— Start of DATA EXCERPTS —

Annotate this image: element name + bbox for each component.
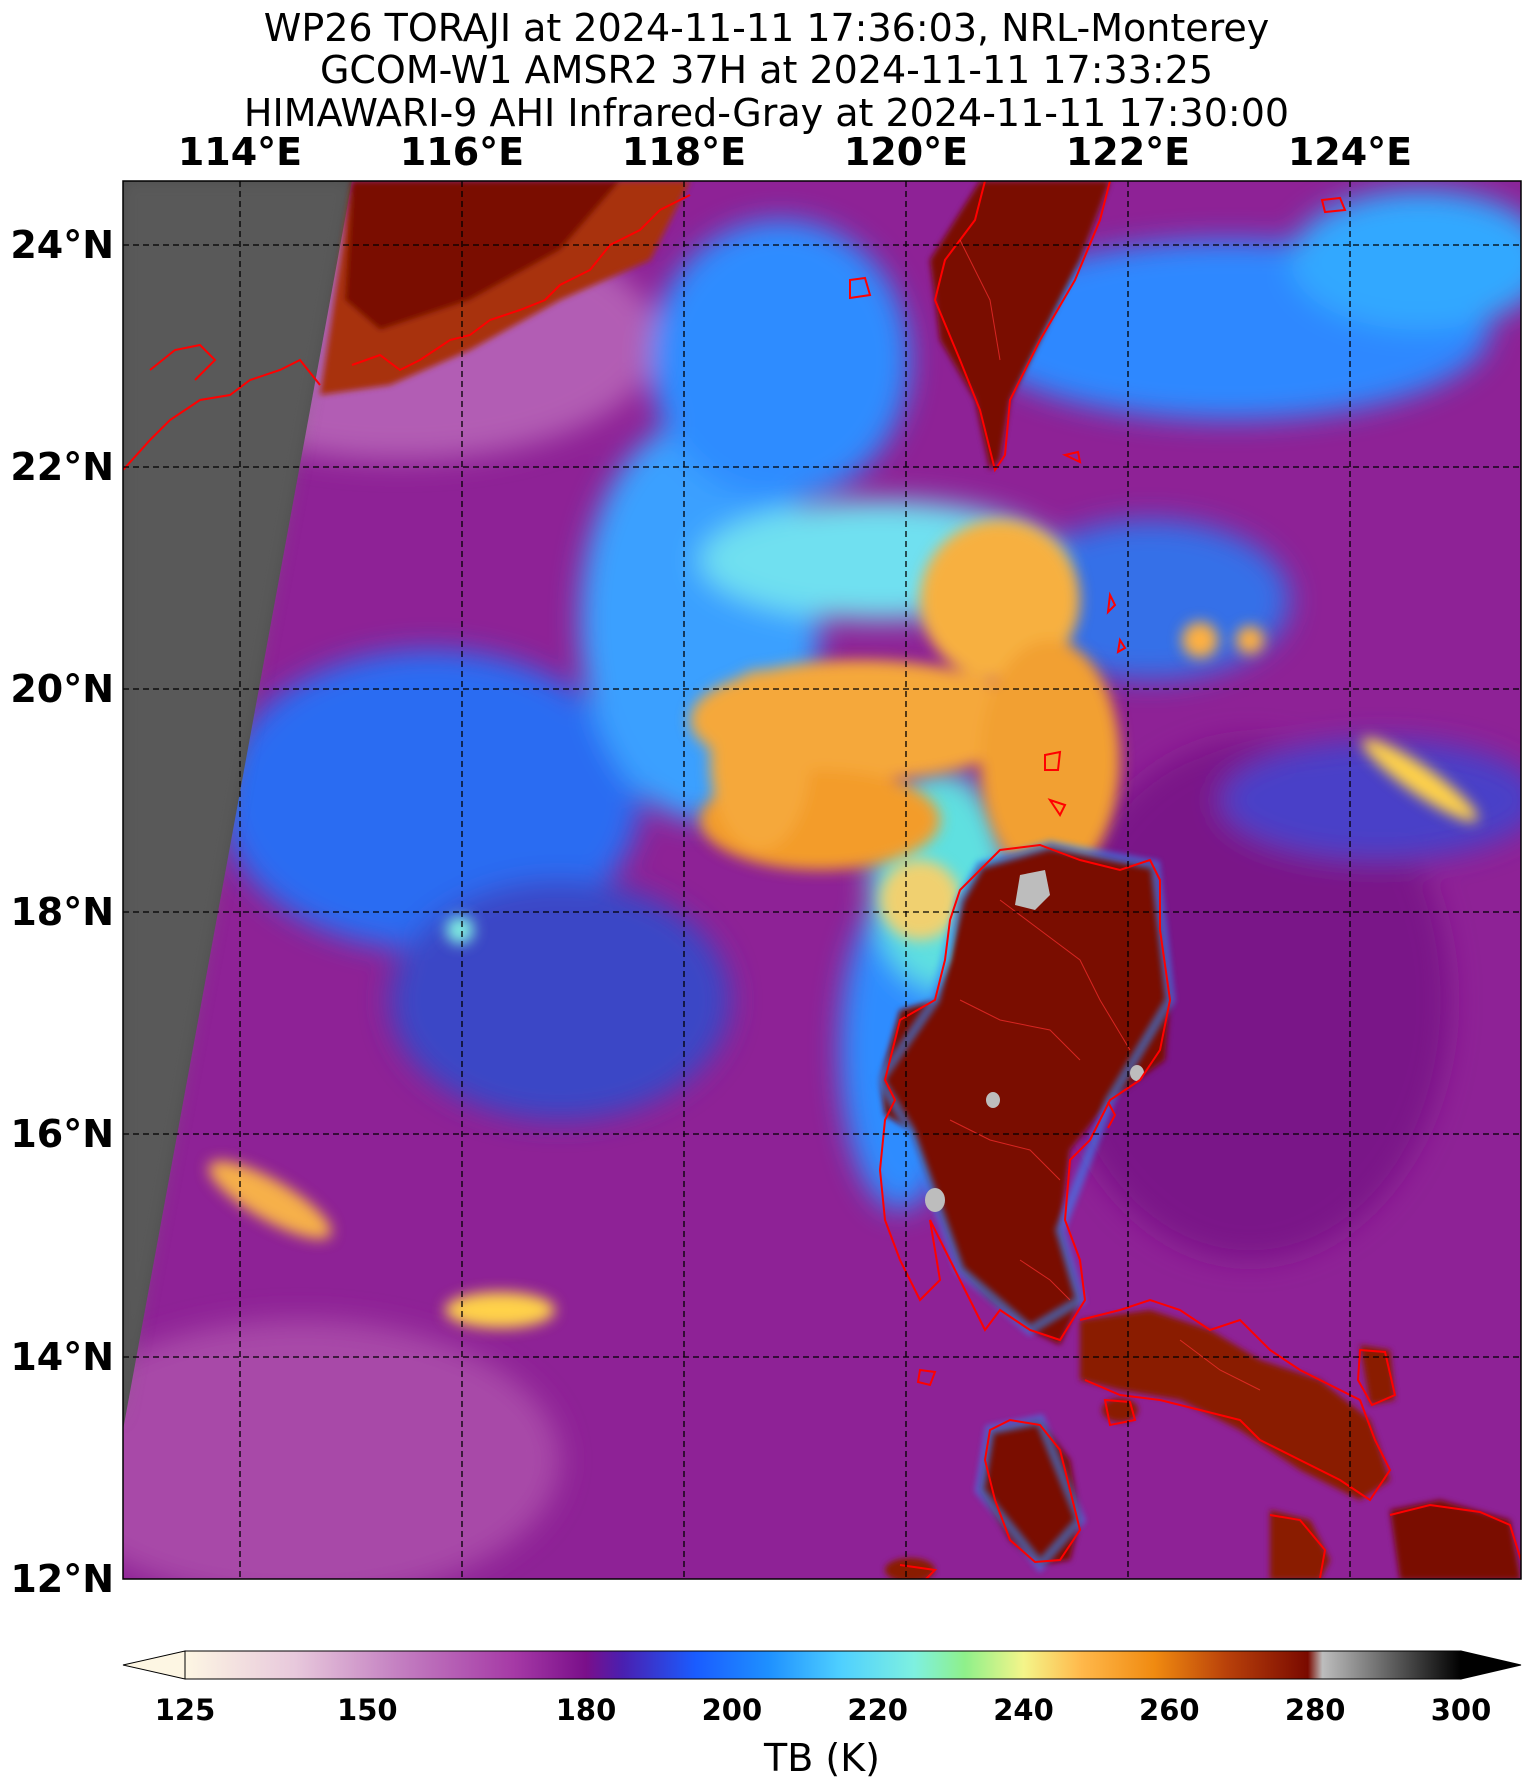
gridlines	[123, 181, 1521, 1579]
colorbar-tick-label: 125	[155, 1693, 216, 1727]
lat-label-12: 12°N	[10, 1557, 114, 1601]
province-boundaries	[949, 239, 1261, 1391]
lat-label-20: 20°N	[10, 667, 114, 711]
colorbar: 125 150 180 200 220 240 260 280 300 TB (K)	[122, 1650, 1522, 1780]
saturated-spots	[925, 870, 1144, 1212]
colorbar-tick-label: 200	[702, 1693, 763, 1727]
colorbar-tick-label: 180	[556, 1693, 617, 1727]
colorbar-tick-label: 150	[337, 1693, 398, 1727]
colorbar-extend-low	[122, 1650, 186, 1680]
tb-field-convection	[208, 520, 1478, 1328]
lon-axis: 114°E 116°E 118°E 120°E 122°E 124°E	[178, 130, 1412, 174]
map-frame	[122, 180, 1522, 1580]
colorbar-tick-label: 220	[847, 1693, 908, 1727]
lat-label-18: 18°N	[10, 890, 114, 934]
lon-label-120: 120°E	[844, 130, 968, 174]
colorbar-extend-high	[1460, 1650, 1522, 1680]
colorbar-tick-label: 280	[1285, 1693, 1346, 1727]
lat-label-14: 14°N	[10, 1335, 114, 1379]
colorbar-title: TB (K)	[763, 1736, 880, 1780]
lon-label-122: 122°E	[1066, 130, 1190, 174]
lat-axis: 24°N 22°N 20°N 18°N 16°N 14°N 12°N	[10, 223, 114, 1601]
colorbar-ramp	[184, 1650, 1462, 1680]
colorbar-tick-label: 300	[1431, 1693, 1492, 1727]
lat-label-16: 16°N	[10, 1112, 114, 1156]
title-line-3: HIMAWARI-9 AHI Infrared-Gray at 2024-11-…	[243, 91, 1290, 135]
land-edge-halo	[874, 839, 1176, 1573]
title-line-1: WP26 TORAJI at 2024-11-11 17:36:03, NRL-…	[263, 6, 1270, 50]
colorbar-ticks: 125 150 180 200 220 240 260 280 300	[155, 1693, 1492, 1727]
lon-label-124: 124°E	[1288, 130, 1412, 174]
lat-label-24: 24°N	[10, 223, 114, 267]
title-line-2: GCOM-W1 AMSR2 37H at 2024-11-11 17:33:25	[319, 48, 1214, 92]
lon-label-118: 118°E	[622, 130, 746, 174]
colorbar-tick-label: 240	[993, 1693, 1054, 1727]
lat-label-22: 22°N	[10, 445, 114, 489]
coastlines	[123, 181, 1521, 1579]
colorbar-tick-label: 260	[1139, 1693, 1200, 1727]
map-panel	[123, 181, 1521, 1579]
lon-label-114: 114°E	[178, 130, 302, 174]
lon-label-116: 116°E	[400, 130, 524, 174]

— End of DATA EXCERPTS —

## EXERCISE GOAL:
Collect every line of the items above that contains the string "extend". Case counts.

## ANSWER TO THIS PROBLEM:
colorbar-extend-low	[122, 1650, 186, 1680]
colorbar-extend-high	[1460, 1650, 1522, 1680]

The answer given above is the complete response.